## What the task requires
Please repeat the whole listing exactly, but leave the pictures out.

======== Records provided ========

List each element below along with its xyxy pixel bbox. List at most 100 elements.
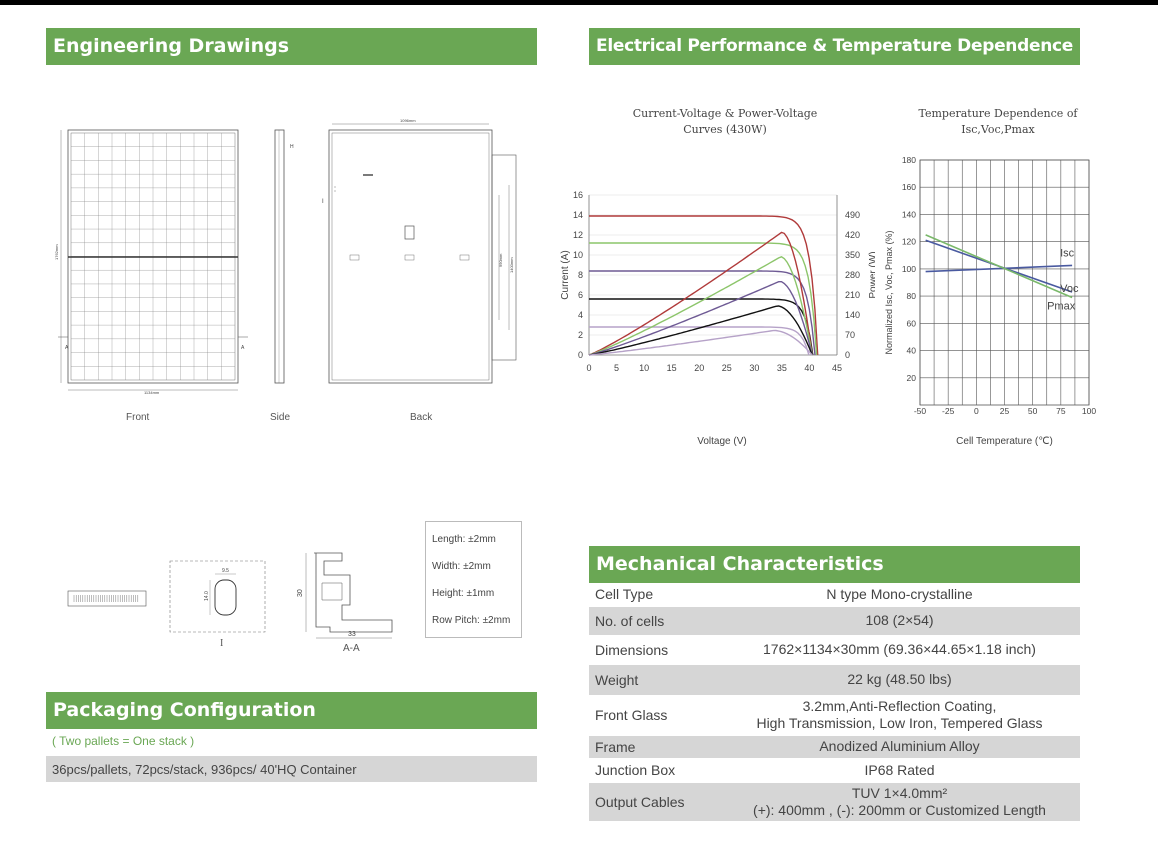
side-view-drawing (274, 129, 285, 384)
x-tick-label: -25 (942, 406, 955, 416)
connector-detail-drawing (67, 590, 147, 607)
detail-drawings: 9.5 14.0 30 33 (67, 552, 393, 639)
y-tick-label: 40 (907, 346, 917, 356)
pv-curve (588, 329, 813, 356)
x-tick-label: 15 (667, 363, 677, 373)
row-value: 1762×1134×30mm (69.36×44.65×1.18 inch) (719, 635, 1080, 665)
row-key: Weight (589, 664, 719, 696)
y2-tick-label: 350 (845, 250, 860, 260)
row-key: Cell Type (589, 583, 719, 607)
x-tick-label: 25 (1000, 406, 1010, 416)
y-tick-label: 16 (573, 190, 583, 200)
y-tick-label: 10 (573, 250, 583, 260)
hole-width-dim: 9.5 (222, 568, 229, 574)
series-label: Pmax (1047, 300, 1076, 312)
iv-pv-chart: 0 2 4 6 8 10 12 14 16 0 70 140 210 280 350 420 490 0 5 10 15… (560, 190, 875, 447)
table-row: Output Cables TUV 1×4.0mm² (+): 400mm , (-… (589, 782, 1080, 822)
y-tick-label: 180 (902, 155, 916, 165)
x-tick-label: 45 (832, 363, 842, 373)
x-tick-label: -50 (914, 406, 927, 416)
tolerance-box: Length: ±2mm Width: ±2mm Height: ±1mm Ro… (425, 521, 522, 638)
row-value: IP68 Rated (719, 758, 1080, 783)
y-tick-label: 0 (578, 350, 583, 360)
row-key: Junction Box (589, 758, 719, 783)
y-tick-label: 60 (907, 318, 917, 328)
front-view-drawing (58, 129, 248, 391)
iv-curve (589, 326, 810, 356)
y-axis-title: Normalized Isc, Voc, Pmax (%) (884, 230, 894, 354)
series-label: Voc (1060, 283, 1079, 295)
value-line-2: High Transmission, Low Iron, Tempered Gl… (756, 715, 1043, 731)
row-value: TUV 1×4.0mm² (+): 400mm , (-): 200mm or C… (719, 782, 1080, 822)
row-value: Anodized Aluminium Alloy (719, 735, 1080, 759)
back-view-drawing (328, 123, 517, 384)
x-tick-label: 100 (1082, 406, 1096, 416)
y-tick-label: 2 (578, 330, 583, 340)
x-tick-label: 75 (1056, 406, 1066, 416)
pv-curve (588, 305, 813, 356)
row-key: Dimensions (589, 635, 719, 665)
iv-curve (589, 215, 819, 356)
temp-chart-title: Temperature Dependence of Isc,Voc,Pmax (918, 107, 1078, 136)
back-mount-dim-1: 990mm (498, 253, 503, 267)
y2-tick-label: 280 (845, 270, 860, 280)
iv-chart-title: Current-Voltage & Power-Voltage Curves (… (632, 107, 818, 136)
iv-curve (589, 242, 818, 356)
frame-height-dim: 30 (297, 589, 304, 597)
section-aa-drawing (305, 552, 393, 639)
y-tick-label: 14 (573, 210, 583, 220)
engineering-drawings: A A 1762mm 1134mm H 1096mm 990mm 1400mm … (54, 118, 517, 395)
table-row: Frame Anodized Aluminium Alloy (589, 735, 1080, 759)
section-i-drawing (169, 560, 266, 633)
table-row: Front Glass 3.2mm,Anti-Reflection Coating… (589, 695, 1080, 736)
y2-tick-label: 140 (845, 310, 860, 320)
pv-curve (588, 281, 813, 356)
y2-tick-label: 210 (845, 290, 860, 300)
top-border (0, 0, 1158, 5)
electrical-performance-header: Electrical Performance & Temperature Dep… (589, 28, 1080, 65)
pv-curve (588, 231, 813, 356)
row-value: 3.2mm,Anti-Reflection Coating, High Trans… (719, 695, 1080, 736)
y-tick-label: 100 (902, 264, 916, 274)
packaging-detail-row (46, 756, 537, 782)
x-tick-label: 5 (614, 363, 619, 373)
table-row: Cell Type N type Mono-crystalline (589, 583, 1080, 607)
front-height-dim: 1762mm (54, 244, 59, 260)
front-mark-a-right: A (241, 345, 245, 351)
packaging-note: ( Two pallets = One stack ) (52, 734, 195, 748)
y2-tick-label: 490 (845, 210, 860, 220)
value-line-1: 3.2mm,Anti-Reflection Coating, (802, 698, 997, 714)
y-tick-label: 8 (578, 270, 583, 280)
side-view-label: Side (270, 412, 291, 423)
x-tick-label: 25 (722, 363, 732, 373)
pv-curve (588, 256, 813, 356)
y2-axis-title: Power (W) (868, 251, 875, 298)
y2-tick-label: 0 (845, 350, 850, 360)
iv-curve (589, 270, 816, 356)
row-key: No. of cells (589, 606, 719, 636)
packaging-detail: 36pcs/pallets, 72pcs/stack, 936pcs/ 40'H… (52, 762, 357, 777)
y2-tick-label: 70 (845, 330, 855, 340)
front-mark-a-left: A (65, 345, 69, 351)
tolerance-width: Width: ±2mm (432, 561, 491, 572)
side-mark-h: H (290, 144, 294, 150)
back-mark-i: I (322, 199, 324, 205)
row-key: Frame (589, 735, 719, 759)
series-line (925, 234, 1073, 299)
series-line (925, 264, 1073, 273)
y-tick-label: 140 (902, 209, 916, 219)
value-line-1: TUV 1×4.0mm² (851, 784, 948, 801)
mechanical-characteristics-header: Mechanical Characteristics (589, 546, 1080, 583)
y-tick-label: 120 (902, 237, 916, 247)
x-axis-title: Cell Temperature (℃) (956, 436, 1053, 447)
hole-height-dim: 14.0 (204, 591, 210, 601)
table-row: Dimensions 1762×1134×30mm (69.36×44.65×1.… (589, 635, 1080, 665)
x-tick-label: 0 (974, 406, 979, 416)
packaging-configuration-header: Packaging Configuration (46, 692, 537, 729)
x-tick-label: 0 (586, 363, 591, 373)
y-tick-label: 160 (902, 182, 916, 192)
y-axis-title: Current (A) (560, 250, 571, 299)
row-value: 108 (2×54) (719, 606, 1080, 636)
value-line-2: (+): 400mm , (-): 200mm or Customized Le… (753, 801, 1046, 818)
table-row: Junction Box IP68 Rated (589, 758, 1080, 783)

========

## Answer section
List each element below along with its xyxy pixel bbox. List at most 100 elements.
side-view-drawing (274, 129, 285, 384)
x-tick-label: -25 (942, 406, 955, 416)
connector-detail-drawing (67, 590, 147, 607)
detail-drawings: 9.5 14.0 30 33 (67, 552, 393, 639)
y-tick-label: 40 (907, 346, 917, 356)
pv-curve (588, 329, 813, 356)
x-tick-label: 15 (667, 363, 677, 373)
row-value: 1762×1134×30mm (69.36×44.65×1.18 inch) (719, 635, 1080, 665)
row-key: Weight (589, 664, 719, 696)
y2-tick-label: 350 (845, 250, 860, 260)
row-key: Cell Type (589, 583, 719, 607)
x-tick-label: 25 (1000, 406, 1010, 416)
y-tick-label: 16 (573, 190, 583, 200)
y-tick-label: 10 (573, 250, 583, 260)
hole-width-dim: 9.5 (222, 568, 229, 574)
series-label: Pmax (1047, 300, 1076, 312)
iv-pv-chart: 0 2 4 6 8 10 12 14 16 0 70 140 210 280 350 420 490 0 5 10 15… (560, 190, 875, 447)
table-row: Output Cables TUV 1×4.0mm² (+): 400mm , (-… (589, 782, 1080, 822)
y-tick-label: 180 (902, 155, 916, 165)
x-tick-label: 45 (832, 363, 842, 373)
x-tick-label: -50 (914, 406, 927, 416)
tolerance-box: Length: ±2mm Width: ±2mm Height: ±1mm Ro… (425, 521, 522, 638)
row-value: IP68 Rated (719, 758, 1080, 783)
y-tick-label: 0 (578, 350, 583, 360)
row-key: Junction Box (589, 758, 719, 783)
y-tick-label: 60 (907, 318, 917, 328)
front-view-drawing (58, 129, 248, 391)
iv-curve (589, 326, 810, 356)
y-axis-title: Normalized Isc, Voc, Pmax (%) (884, 230, 894, 354)
series-label: Voc (1060, 283, 1079, 295)
value-line-2: High Transmission, Low Iron, Tempered Gl… (756, 715, 1043, 731)
row-value: TUV 1×4.0mm² (+): 400mm , (-): 200mm or C… (719, 782, 1080, 822)
row-value: Anodized Aluminium Alloy (719, 735, 1080, 759)
back-view-drawing (328, 123, 517, 384)
x-tick-label: 100 (1082, 406, 1096, 416)
y-tick-label: 2 (578, 330, 583, 340)
x-tick-label: 75 (1056, 406, 1066, 416)
pv-curve (588, 305, 813, 356)
row-key: Dimensions (589, 635, 719, 665)
iv-curve (589, 215, 819, 356)
temp-chart-title: Temperature Dependence of Isc,Voc,Pmax (918, 107, 1078, 136)
back-mount-dim-1: 990mm (498, 253, 503, 267)
y2-tick-label: 280 (845, 270, 860, 280)
iv-chart-title: Current-Voltage & Power-Voltage Curves (… (632, 107, 818, 136)
iv-curve (589, 242, 818, 356)
frame-height-dim: 30 (297, 589, 304, 597)
section-aa-drawing (305, 552, 393, 639)
y-tick-label: 14 (573, 210, 583, 220)
engineering-drawings: A A 1762mm 1134mm H 1096mm 990mm 1400mm … (54, 118, 517, 395)
table-row: Frame Anodized Aluminium Alloy (589, 735, 1080, 759)
section-i-drawing (169, 560, 266, 633)
table-row: Front Glass 3.2mm,Anti-Reflection Coating… (589, 695, 1080, 736)
y2-tick-label: 140 (845, 310, 860, 320)
pv-curve (588, 281, 813, 356)
y2-tick-label: 210 (845, 290, 860, 300)
top-border (0, 0, 1158, 5)
electrical-performance-header: Electrical Performance & Temperature Dep… (589, 28, 1080, 65)
pv-curve (588, 231, 813, 356)
row-value: 3.2mm,Anti-Reflection Coating, High Trans… (719, 695, 1080, 736)
y-tick-label: 100 (902, 264, 916, 274)
packaging-detail-row (46, 756, 537, 782)
x-tick-label: 5 (614, 363, 619, 373)
table-row: Cell Type N type Mono-crystalline (589, 583, 1080, 607)
front-height-dim: 1762mm (54, 244, 59, 260)
front-mark-a-right: A (241, 345, 245, 351)
packaging-note: ( Two pallets = One stack ) (52, 734, 195, 748)
y2-tick-label: 490 (845, 210, 860, 220)
value-line-1: 3.2mm,Anti-Reflection Coating, (802, 698, 997, 714)
y-tick-label: 8 (578, 270, 583, 280)
side-view-label: Side (270, 412, 291, 423)
x-tick-label: 25 (722, 363, 732, 373)
pv-curve (588, 256, 813, 356)
y2-axis-title: Power (W) (868, 251, 875, 298)
y2-tick-label: 0 (845, 350, 850, 360)
iv-curve (589, 270, 816, 356)
row-key: No. of cells (589, 606, 719, 636)
packaging-detail: 36pcs/pallets, 72pcs/stack, 936pcs/ 40'H… (52, 762, 357, 777)
y2-tick-label: 70 (845, 330, 855, 340)
front-mark-a-left: A (65, 345, 69, 351)
tolerance-width: Width: ±2mm (432, 561, 491, 572)
side-mark-h: H (290, 144, 294, 150)
back-mark-i: I (322, 199, 324, 205)
row-key: Frame (589, 735, 719, 759)
series-line (925, 234, 1073, 299)
series-line (925, 264, 1073, 273)
y-tick-label: 140 (902, 209, 916, 219)
value-line-1: TUV 1×4.0mm² (851, 784, 948, 801)
mechanical-characteristics-header: Mechanical Characteristics (589, 546, 1080, 583)
y-tick-label: 120 (902, 237, 916, 247)
x-axis-title: Cell Temperature (℃) (956, 436, 1053, 447)
hole-height-dim: 14.0 (204, 591, 210, 601)
table-row: Dimensions 1762×1134×30mm (69.36×44.65×1.… (589, 635, 1080, 665)
x-tick-label: 0 (974, 406, 979, 416)
packaging-configuration-header: Packaging Configuration (46, 692, 537, 729)
x-tick-label: 0 (586, 363, 591, 373)
y-tick-label: 160 (902, 182, 916, 192)
y-axis-title: Current (A) (560, 250, 571, 299)
row-value: 108 (2×54) (719, 606, 1080, 636)
value-line-2: (+): 400mm , (-): 200mm or Customized Le… (753, 801, 1046, 818)
table-row: Junction Box IP68 Rated (589, 758, 1080, 783)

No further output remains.